▸ What to do: Show only lines that include "Equity".

Recorded data
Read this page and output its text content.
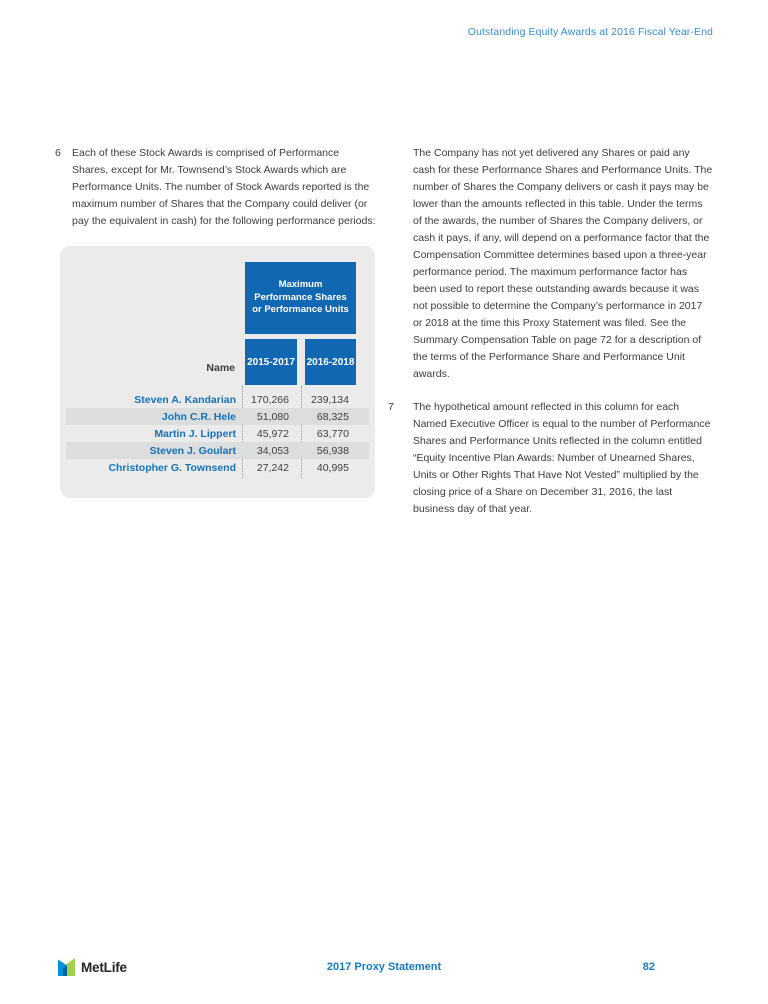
Outstanding Equity Awards at 2016 Fiscal Year-End
6	Each of these Stock Awards is comprised of Performance Shares, except for Mr. Townsend’s Stock Awards which are Performance Units. The number of Stock Awards reported is the maximum number of Shares that the Company could deliver (or pay the equivalent in cash) for the following performance periods:
Maximum Performance Shares or Performance Units
2015-2017 2016-2018
Name
Steven A. Kandarian	170,266	239,134
John C.R. Hele	51,080	68,325
Martin J. Lippert	45,972	63,770
Steven J. Goulart	34,053	56,938
Christopher G. Townsend	27,242	40,995
The Company has not yet delivered any Shares or paid any cash for these Performance Shares and Performance Units. The number of Shares the Company delivers or cash it pays may be lower than the amounts reflected in this table. Under the terms of the awards, the number of Shares the Company delivers, or cash it pays, if any, will depend on a performance factor that the Compensation Committee determines based upon a three-year performance period. The maximum performance factor has been used to report these outstanding awards because it was not possible to determine the Company’s performance in 2017 or 2018 at the time this Proxy Statement was filed. See the Summary Compensation Table on page 72 for a description of the terms of the Performance Share and Performance Unit awards.
7	The hypothetical amount reflected in this column for each Named Executive Officer is equal to the number of Performance Shares and Performance Units reflected in the column entitled “Equity Incentive Plan Awards: Number of Unearned Shares, Units or Other Rights That Have Not Vested” multiplied by the closing price of a Share on December 31, 2016, the last business day of that year.
MetLife	2017 Proxy Statement	82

▸ Exercise answer:
Outstanding Equity Awards at 2016 Fiscal Year-End
7	The hypothetical amount reflected in this column for each Named Executive Officer is equal to the number of Performance Shares and Performance Units reflected in the column entitled “Equity Incentive Plan Awards: Number of Unearned Shares, Units or Other Rights That Have Not Vested” multiplied by the closing price of a Share on December 31, 2016, the last business day of that year.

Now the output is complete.